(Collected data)
↓
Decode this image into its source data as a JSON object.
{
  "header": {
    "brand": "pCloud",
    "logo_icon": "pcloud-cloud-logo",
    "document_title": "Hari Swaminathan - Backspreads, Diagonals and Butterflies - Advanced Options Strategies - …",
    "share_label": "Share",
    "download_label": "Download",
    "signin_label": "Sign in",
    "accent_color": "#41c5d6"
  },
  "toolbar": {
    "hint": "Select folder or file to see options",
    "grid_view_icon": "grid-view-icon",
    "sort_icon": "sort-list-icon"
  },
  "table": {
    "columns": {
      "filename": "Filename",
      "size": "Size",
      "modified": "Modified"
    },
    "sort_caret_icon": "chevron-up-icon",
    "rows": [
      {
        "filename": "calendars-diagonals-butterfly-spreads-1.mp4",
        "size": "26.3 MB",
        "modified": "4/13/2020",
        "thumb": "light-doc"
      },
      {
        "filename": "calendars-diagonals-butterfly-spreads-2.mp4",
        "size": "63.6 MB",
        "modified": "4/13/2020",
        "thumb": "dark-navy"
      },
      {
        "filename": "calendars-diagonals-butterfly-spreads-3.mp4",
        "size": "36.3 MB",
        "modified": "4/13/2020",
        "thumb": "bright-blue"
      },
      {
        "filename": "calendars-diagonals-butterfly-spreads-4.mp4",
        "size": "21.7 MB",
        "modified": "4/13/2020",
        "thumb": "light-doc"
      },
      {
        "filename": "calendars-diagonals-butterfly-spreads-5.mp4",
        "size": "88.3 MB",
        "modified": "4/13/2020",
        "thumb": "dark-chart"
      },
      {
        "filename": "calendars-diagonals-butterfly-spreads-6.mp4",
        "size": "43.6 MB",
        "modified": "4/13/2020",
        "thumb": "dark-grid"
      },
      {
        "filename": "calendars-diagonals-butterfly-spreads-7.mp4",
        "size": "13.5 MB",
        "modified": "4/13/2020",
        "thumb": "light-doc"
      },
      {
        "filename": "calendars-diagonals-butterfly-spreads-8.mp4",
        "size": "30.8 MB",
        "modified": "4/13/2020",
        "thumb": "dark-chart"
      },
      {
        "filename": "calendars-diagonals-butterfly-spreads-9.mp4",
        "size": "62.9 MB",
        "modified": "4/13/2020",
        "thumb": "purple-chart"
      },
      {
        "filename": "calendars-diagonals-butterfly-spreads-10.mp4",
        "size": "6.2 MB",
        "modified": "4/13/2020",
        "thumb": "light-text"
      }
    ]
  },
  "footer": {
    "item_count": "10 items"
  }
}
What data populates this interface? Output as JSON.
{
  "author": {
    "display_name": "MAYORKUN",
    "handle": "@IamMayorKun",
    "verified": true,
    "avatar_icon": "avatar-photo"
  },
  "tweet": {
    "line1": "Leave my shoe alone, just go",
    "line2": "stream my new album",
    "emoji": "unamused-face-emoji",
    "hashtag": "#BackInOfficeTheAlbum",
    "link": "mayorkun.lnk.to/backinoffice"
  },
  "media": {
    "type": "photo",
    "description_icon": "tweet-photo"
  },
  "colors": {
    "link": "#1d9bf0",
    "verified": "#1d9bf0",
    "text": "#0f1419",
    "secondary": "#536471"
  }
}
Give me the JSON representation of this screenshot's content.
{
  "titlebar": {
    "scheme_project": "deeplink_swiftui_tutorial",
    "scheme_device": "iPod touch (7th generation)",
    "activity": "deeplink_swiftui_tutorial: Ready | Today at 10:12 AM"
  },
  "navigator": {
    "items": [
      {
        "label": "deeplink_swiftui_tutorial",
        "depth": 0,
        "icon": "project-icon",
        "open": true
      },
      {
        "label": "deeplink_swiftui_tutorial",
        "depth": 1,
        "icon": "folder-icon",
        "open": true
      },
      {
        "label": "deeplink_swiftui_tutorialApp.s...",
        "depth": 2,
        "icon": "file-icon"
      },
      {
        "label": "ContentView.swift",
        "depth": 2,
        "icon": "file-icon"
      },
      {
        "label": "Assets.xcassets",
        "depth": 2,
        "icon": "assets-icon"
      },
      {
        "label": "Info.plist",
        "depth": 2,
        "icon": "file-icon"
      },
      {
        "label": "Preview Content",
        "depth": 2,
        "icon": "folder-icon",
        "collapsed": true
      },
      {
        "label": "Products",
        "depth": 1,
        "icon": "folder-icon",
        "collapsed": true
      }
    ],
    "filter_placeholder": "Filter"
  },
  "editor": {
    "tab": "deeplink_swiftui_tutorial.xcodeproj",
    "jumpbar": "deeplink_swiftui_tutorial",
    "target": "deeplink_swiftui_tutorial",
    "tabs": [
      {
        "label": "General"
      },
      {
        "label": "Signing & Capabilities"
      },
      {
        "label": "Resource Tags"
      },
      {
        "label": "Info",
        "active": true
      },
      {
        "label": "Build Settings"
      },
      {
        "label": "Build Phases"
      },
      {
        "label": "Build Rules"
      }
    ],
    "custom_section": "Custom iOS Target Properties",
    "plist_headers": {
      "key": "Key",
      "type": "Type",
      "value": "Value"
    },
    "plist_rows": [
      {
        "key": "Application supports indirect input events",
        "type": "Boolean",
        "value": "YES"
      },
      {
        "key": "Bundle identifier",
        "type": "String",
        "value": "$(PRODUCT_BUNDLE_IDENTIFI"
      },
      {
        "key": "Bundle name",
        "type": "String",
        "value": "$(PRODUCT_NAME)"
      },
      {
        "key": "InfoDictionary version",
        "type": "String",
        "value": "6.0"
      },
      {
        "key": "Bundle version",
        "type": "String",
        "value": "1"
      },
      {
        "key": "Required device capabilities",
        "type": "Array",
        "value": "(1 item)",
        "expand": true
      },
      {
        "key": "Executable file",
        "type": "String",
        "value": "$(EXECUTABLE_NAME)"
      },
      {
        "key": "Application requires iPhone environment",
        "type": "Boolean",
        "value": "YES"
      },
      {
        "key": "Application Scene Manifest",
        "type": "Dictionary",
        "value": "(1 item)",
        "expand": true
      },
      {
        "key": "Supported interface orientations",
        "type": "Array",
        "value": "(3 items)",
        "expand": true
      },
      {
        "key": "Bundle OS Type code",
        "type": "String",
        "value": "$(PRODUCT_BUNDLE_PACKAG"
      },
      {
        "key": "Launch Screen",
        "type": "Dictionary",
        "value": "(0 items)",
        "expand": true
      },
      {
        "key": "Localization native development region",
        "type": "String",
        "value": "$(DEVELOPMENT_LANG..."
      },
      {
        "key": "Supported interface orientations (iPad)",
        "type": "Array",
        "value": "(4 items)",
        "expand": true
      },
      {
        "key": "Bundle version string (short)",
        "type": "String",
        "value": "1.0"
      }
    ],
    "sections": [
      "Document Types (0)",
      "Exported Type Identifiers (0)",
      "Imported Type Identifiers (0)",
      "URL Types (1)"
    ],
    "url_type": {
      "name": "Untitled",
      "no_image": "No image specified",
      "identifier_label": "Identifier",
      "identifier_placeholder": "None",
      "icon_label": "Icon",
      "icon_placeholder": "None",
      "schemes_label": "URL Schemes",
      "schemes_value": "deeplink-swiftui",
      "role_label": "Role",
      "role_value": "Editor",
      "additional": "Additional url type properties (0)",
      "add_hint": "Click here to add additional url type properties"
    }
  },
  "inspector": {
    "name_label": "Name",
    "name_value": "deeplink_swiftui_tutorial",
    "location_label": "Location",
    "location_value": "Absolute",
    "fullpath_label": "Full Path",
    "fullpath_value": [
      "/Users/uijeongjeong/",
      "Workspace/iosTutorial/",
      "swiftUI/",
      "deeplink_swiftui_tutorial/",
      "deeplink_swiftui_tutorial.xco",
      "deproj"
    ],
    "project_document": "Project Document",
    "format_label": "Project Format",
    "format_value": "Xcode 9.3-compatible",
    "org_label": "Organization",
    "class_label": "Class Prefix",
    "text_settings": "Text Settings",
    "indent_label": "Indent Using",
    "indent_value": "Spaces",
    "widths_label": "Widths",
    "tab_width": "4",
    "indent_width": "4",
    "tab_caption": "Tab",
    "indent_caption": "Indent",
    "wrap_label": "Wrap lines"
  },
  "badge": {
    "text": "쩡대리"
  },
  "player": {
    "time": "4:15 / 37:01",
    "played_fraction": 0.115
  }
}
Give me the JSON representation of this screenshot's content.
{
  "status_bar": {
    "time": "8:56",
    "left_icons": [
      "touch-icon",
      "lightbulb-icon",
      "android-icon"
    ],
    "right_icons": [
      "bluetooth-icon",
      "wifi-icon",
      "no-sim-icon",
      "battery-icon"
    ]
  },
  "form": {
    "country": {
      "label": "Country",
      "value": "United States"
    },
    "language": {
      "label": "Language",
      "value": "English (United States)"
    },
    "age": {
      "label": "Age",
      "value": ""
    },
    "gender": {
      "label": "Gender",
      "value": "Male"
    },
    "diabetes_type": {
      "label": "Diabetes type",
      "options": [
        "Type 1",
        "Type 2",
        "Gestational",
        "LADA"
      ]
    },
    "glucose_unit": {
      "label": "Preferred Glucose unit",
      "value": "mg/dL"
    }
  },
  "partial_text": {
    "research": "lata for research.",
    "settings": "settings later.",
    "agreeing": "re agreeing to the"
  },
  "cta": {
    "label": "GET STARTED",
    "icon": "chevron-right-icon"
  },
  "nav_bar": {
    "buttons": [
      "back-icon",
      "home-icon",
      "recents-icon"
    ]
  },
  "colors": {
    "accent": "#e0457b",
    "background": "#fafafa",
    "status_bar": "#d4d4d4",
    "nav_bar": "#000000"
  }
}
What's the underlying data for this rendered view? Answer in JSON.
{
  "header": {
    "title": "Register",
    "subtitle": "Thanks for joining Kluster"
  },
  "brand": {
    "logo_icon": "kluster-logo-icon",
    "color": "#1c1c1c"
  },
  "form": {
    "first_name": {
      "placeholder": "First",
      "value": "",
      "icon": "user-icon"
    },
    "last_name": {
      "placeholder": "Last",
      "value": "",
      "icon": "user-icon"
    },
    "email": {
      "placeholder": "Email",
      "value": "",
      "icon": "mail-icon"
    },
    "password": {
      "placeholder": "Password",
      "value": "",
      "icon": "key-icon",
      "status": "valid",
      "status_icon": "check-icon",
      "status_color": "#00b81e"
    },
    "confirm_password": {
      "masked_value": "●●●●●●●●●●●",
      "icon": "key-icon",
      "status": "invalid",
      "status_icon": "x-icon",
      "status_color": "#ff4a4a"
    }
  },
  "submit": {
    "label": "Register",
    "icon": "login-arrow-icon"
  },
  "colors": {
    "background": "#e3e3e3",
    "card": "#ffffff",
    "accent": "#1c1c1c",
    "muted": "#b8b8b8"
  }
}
↑
Exercise aim ▸ Which lines include the word "dark"? Copy every one of them.

Task answer ▸
        "thumb": "dark-navy"
        "thumb": "dark-chart"
        "thumb": "dark-grid"
        "thumb": "dark-chart"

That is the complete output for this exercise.